Using the data below, copy each line that includes the word "JSON".

* start Excerpted records *

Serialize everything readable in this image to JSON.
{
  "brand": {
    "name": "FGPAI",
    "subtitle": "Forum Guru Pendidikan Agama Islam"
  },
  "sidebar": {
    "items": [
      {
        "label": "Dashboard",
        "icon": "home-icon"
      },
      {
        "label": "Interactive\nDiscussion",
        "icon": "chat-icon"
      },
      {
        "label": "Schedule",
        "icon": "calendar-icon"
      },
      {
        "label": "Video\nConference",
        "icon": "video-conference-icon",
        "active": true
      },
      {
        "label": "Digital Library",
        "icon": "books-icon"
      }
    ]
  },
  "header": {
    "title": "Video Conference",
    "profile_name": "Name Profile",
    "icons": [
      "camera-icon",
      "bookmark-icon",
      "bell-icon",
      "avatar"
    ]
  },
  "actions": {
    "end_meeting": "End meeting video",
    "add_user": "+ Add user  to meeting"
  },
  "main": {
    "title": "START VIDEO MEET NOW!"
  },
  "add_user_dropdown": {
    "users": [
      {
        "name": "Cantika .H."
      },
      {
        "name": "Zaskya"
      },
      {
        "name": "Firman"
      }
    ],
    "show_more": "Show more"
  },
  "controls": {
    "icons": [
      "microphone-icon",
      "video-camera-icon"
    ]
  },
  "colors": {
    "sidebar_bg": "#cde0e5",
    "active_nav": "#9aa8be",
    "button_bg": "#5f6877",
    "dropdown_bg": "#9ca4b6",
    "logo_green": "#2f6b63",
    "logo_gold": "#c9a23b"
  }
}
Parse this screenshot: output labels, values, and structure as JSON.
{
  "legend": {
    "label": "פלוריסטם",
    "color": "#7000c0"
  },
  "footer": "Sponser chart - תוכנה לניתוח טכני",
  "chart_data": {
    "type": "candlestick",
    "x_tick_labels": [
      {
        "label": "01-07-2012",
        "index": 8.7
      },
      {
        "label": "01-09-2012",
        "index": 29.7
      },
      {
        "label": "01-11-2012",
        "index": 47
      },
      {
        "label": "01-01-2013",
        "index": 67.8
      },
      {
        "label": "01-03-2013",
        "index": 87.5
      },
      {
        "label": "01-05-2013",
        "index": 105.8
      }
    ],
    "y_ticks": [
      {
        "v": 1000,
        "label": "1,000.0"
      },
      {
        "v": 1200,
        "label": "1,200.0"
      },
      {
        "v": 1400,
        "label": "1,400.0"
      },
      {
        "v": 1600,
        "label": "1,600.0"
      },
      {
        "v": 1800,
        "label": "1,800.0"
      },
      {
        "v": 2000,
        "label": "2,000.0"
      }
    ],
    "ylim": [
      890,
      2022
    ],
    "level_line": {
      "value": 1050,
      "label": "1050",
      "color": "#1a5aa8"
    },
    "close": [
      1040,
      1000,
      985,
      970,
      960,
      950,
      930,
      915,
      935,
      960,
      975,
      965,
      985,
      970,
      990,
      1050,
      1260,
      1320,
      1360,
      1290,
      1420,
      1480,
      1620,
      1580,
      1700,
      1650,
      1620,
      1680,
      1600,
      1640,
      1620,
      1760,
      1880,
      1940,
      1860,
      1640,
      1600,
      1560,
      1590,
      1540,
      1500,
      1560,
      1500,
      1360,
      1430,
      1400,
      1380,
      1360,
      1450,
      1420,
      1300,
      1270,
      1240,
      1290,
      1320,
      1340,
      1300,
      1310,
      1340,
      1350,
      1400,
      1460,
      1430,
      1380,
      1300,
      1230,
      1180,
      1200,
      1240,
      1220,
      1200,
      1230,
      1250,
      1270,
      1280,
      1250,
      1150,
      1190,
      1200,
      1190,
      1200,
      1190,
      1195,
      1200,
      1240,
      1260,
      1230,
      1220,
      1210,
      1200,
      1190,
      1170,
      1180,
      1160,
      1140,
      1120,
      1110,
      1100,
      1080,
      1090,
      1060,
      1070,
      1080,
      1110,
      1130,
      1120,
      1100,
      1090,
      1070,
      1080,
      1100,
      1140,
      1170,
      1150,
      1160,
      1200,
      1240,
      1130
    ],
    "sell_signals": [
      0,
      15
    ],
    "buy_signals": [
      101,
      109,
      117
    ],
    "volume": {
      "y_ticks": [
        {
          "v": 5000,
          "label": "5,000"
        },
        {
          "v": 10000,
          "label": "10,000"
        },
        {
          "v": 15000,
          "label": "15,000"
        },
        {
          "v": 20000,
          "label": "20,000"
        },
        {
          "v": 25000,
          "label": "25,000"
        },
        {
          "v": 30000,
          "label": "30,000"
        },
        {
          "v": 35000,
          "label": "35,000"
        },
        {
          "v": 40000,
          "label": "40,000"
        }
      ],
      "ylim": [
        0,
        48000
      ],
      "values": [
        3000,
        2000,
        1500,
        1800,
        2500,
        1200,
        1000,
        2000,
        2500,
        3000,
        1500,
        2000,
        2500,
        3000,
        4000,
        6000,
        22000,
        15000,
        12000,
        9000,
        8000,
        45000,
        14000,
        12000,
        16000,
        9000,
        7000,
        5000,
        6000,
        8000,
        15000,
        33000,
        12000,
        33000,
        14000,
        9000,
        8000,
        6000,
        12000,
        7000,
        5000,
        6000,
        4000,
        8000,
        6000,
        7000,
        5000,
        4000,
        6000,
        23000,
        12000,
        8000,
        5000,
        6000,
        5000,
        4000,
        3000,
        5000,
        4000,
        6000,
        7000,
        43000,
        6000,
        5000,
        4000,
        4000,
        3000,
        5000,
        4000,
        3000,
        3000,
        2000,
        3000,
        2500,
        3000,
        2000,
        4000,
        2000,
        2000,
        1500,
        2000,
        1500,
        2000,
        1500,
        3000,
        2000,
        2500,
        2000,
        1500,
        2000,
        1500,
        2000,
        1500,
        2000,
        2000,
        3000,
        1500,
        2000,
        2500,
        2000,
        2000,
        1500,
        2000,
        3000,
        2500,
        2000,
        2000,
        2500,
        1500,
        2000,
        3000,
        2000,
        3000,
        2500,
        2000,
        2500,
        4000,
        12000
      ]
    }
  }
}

* end Excerpted records *

#### The solution:
Serialize everything readable in this image to JSON.
Parse this screenshot: output labels, values, and structure as JSON.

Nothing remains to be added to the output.